- _RECORDS FOR THE TASK_:
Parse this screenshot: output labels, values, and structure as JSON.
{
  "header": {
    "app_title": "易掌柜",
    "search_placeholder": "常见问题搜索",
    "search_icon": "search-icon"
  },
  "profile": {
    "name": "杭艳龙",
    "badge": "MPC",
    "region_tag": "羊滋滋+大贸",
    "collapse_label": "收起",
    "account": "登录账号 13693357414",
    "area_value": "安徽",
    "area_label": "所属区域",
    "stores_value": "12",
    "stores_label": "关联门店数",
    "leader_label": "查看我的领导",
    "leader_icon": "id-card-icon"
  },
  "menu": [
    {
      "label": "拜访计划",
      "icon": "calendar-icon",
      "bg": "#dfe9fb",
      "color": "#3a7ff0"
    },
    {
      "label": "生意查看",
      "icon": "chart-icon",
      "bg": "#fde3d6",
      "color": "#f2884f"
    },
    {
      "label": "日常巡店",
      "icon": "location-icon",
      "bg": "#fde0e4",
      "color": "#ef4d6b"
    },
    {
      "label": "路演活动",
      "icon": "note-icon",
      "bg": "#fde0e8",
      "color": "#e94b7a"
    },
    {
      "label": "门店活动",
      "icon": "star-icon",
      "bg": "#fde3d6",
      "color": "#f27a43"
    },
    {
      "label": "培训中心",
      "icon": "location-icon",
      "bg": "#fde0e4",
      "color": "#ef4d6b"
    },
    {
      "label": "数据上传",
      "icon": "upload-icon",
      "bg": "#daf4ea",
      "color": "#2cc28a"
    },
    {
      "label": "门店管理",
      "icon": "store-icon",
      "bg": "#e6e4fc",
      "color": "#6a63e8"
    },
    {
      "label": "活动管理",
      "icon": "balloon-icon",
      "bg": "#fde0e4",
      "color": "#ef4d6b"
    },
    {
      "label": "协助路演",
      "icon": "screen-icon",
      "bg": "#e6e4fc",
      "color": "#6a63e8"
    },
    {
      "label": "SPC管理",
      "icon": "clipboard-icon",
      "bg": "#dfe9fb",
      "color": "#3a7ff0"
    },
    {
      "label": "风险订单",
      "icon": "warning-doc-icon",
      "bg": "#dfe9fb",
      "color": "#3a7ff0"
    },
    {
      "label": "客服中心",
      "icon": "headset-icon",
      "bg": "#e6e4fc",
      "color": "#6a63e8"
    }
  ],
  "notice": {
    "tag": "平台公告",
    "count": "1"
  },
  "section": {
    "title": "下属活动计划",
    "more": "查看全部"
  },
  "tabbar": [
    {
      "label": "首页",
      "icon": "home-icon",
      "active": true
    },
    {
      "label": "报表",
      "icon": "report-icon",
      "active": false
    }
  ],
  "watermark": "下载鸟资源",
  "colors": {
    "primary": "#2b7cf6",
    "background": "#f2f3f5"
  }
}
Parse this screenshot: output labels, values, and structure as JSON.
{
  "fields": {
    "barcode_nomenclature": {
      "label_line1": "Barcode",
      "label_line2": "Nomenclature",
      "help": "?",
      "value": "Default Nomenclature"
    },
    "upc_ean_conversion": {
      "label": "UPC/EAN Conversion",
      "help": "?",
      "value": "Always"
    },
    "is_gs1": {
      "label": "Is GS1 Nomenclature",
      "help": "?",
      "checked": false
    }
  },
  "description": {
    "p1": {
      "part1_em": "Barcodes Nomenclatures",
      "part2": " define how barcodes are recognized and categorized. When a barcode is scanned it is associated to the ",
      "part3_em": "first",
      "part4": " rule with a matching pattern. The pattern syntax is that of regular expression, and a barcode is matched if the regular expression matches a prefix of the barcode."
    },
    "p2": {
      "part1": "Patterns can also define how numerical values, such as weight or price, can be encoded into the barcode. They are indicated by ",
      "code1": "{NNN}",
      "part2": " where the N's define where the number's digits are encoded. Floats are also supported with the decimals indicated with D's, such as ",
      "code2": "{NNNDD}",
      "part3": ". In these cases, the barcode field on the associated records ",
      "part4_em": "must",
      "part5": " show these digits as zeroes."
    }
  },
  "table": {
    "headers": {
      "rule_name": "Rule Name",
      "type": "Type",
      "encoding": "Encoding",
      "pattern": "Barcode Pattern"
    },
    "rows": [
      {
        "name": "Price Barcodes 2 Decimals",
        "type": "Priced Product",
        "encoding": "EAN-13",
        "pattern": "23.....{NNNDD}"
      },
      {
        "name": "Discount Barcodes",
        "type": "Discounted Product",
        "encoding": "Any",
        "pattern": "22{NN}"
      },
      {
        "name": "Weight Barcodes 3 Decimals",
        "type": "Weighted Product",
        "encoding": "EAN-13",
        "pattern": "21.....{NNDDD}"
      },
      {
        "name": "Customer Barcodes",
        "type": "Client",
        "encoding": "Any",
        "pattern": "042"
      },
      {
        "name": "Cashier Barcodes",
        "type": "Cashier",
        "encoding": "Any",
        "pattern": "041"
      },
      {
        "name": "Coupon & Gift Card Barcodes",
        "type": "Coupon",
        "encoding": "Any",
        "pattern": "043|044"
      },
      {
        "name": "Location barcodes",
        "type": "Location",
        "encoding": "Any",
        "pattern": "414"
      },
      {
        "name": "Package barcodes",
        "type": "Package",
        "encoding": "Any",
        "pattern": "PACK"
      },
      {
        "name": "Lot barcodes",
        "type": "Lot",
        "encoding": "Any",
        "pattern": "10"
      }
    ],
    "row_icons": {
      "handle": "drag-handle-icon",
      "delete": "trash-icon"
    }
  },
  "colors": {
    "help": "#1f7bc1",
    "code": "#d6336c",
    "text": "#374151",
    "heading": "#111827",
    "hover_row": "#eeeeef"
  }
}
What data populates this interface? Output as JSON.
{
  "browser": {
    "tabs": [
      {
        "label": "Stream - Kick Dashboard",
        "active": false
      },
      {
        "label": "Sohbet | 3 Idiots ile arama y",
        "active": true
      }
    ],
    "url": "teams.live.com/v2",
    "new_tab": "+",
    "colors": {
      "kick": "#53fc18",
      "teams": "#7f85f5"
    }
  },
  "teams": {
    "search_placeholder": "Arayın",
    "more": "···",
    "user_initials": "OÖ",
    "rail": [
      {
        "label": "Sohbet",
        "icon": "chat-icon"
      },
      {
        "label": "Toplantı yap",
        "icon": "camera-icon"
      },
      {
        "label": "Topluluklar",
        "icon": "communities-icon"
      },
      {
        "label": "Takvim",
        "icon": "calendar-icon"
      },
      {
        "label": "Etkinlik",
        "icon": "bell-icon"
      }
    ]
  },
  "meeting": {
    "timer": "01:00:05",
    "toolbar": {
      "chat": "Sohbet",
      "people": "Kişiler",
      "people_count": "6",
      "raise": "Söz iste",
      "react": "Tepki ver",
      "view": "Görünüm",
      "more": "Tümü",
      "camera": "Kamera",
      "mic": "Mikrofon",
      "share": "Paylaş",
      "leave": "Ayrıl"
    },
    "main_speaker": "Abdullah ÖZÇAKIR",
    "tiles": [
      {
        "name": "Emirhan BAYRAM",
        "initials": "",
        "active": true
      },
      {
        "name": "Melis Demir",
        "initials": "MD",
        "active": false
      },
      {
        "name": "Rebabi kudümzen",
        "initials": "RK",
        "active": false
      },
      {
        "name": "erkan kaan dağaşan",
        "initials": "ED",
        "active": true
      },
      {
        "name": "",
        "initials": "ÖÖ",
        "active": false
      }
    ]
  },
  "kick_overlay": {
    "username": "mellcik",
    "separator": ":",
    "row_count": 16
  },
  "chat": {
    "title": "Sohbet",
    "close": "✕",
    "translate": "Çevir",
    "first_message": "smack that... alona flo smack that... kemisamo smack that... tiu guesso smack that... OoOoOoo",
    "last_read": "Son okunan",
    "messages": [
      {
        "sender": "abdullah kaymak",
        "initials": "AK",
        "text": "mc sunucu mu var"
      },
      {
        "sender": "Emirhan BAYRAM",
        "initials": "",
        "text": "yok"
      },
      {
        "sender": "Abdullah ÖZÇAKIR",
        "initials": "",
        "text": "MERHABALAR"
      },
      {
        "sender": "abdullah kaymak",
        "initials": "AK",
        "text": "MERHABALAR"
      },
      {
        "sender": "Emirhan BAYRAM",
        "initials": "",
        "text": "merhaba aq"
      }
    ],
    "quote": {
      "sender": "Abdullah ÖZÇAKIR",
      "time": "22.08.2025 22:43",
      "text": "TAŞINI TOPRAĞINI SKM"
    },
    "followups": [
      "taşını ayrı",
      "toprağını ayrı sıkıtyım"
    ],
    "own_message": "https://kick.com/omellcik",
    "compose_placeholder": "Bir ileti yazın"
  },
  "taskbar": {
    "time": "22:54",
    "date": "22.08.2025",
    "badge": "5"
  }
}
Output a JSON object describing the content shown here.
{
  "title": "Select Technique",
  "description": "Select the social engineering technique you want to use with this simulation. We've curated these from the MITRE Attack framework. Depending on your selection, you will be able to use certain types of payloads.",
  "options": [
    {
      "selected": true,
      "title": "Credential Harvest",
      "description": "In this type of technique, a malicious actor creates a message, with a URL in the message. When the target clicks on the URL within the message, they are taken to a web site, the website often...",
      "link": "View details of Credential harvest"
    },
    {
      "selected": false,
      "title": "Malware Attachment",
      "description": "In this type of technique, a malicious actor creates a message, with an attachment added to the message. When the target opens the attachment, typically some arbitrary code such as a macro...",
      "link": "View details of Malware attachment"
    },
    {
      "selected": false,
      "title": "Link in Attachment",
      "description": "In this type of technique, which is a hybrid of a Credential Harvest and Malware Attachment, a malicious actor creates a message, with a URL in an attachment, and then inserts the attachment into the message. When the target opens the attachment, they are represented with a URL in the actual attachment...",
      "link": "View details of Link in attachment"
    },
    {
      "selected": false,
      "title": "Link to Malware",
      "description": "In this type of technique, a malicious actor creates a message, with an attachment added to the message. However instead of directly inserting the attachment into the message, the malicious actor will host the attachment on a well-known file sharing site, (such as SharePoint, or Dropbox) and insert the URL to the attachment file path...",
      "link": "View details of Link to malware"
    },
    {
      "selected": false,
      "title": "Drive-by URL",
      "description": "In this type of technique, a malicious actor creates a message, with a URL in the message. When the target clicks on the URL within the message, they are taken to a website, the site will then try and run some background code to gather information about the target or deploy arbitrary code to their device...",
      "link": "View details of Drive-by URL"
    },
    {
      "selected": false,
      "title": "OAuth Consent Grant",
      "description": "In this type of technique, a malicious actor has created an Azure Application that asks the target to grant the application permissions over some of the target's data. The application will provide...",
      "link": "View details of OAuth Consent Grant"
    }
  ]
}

- _WHAT THE TASK REQUIRES_: Pick out each line above that includes "digits" and show it.

- _EXERCISE OUTPUT_:
      "part2": " where the N's define where the number's digits are encoded. Floats are also supported with the decimals indicated with D's, such as ",
      "part5": " show these digits as zeroes."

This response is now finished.